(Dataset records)
▶
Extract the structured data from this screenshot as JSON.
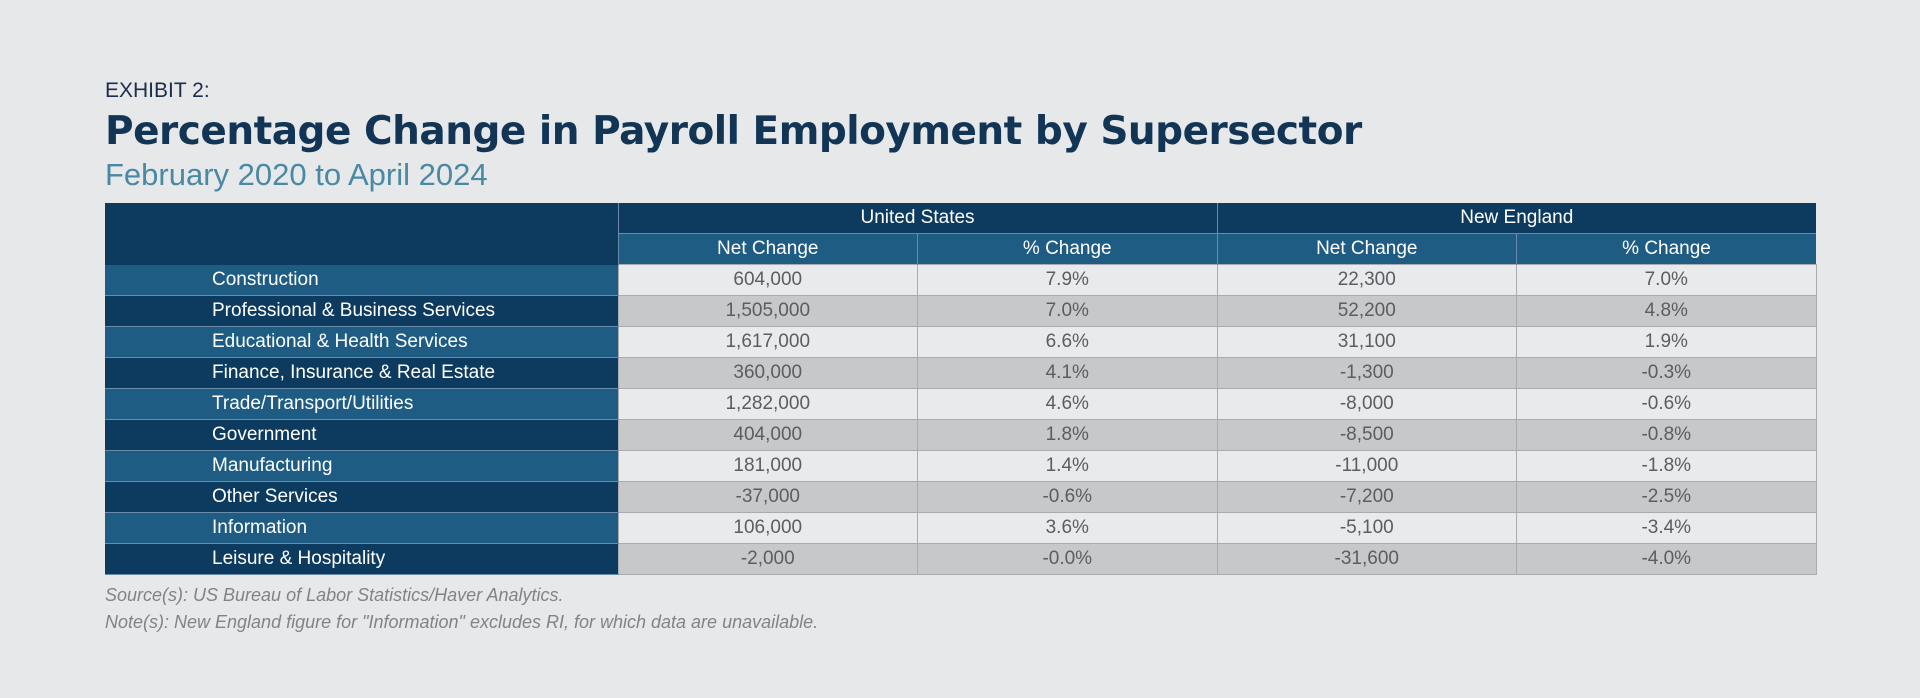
{
  "exhibit": "EXHIBIT 2:",
  "title": "Percentage Change in Payroll Employment by Supersector",
  "subtitle": "February 2020 to April 2024",
  "table": {
    "groups": [
      "United States",
      "New England"
    ],
    "columns": [
      "Net Change",
      "% Change",
      "Net Change",
      "% Change"
    ],
    "rows": [
      {
        "label": "Construction",
        "values": [
          "604,000",
          "7.9%",
          "22,300",
          "7.0%"
        ]
      },
      {
        "label": "Professional & Business Services",
        "values": [
          "1,505,000",
          "7.0%",
          "52,200",
          "4.8%"
        ]
      },
      {
        "label": "Educational & Health Services",
        "values": [
          "1,617,000",
          "6.6%",
          "31,100",
          "1.9%"
        ]
      },
      {
        "label": "Finance, Insurance & Real Estate",
        "values": [
          "360,000",
          "4.1%",
          "-1,300",
          "-0.3%"
        ]
      },
      {
        "label": "Trade/Transport/Utilities",
        "values": [
          "1,282,000",
          "4.6%",
          "-8,000",
          "-0.6%"
        ]
      },
      {
        "label": "Government",
        "values": [
          "404,000",
          "1.8%",
          "-8,500",
          "-0.8%"
        ]
      },
      {
        "label": "Manufacturing",
        "values": [
          "181,000",
          "1.4%",
          "-11,000",
          "-1.8%"
        ]
      },
      {
        "label": "Other Services",
        "values": [
          "-37,000",
          "-0.6%",
          "-7,200",
          "-2.5%"
        ]
      },
      {
        "label": "Information",
        "values": [
          "106,000",
          "3.6%",
          "-5,100",
          "-3.4%"
        ]
      },
      {
        "label": "Leisure & Hospitality",
        "values": [
          "-2,000",
          "-0.0%",
          "-31,600",
          "-4.0%"
        ]
      }
    ]
  },
  "source": "Source(s): US Bureau of Labor Statistics/Haver Analytics.",
  "note": "Note(s): New England figure for \"Information\" excludes RI, for which data are unavailable.",
  "colors": {
    "background": "#e7e8ea",
    "navy": "#0d3a5f",
    "blue": "#1f5c84",
    "title": "#123556",
    "subtitle": "#4a89a4"
  }
}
◀
From the records, copy every line that has the string "Services" in it.

In response
        "label": "Professional & Business Services",
        "label": "Educational & Health Services",
        "label": "Other Services",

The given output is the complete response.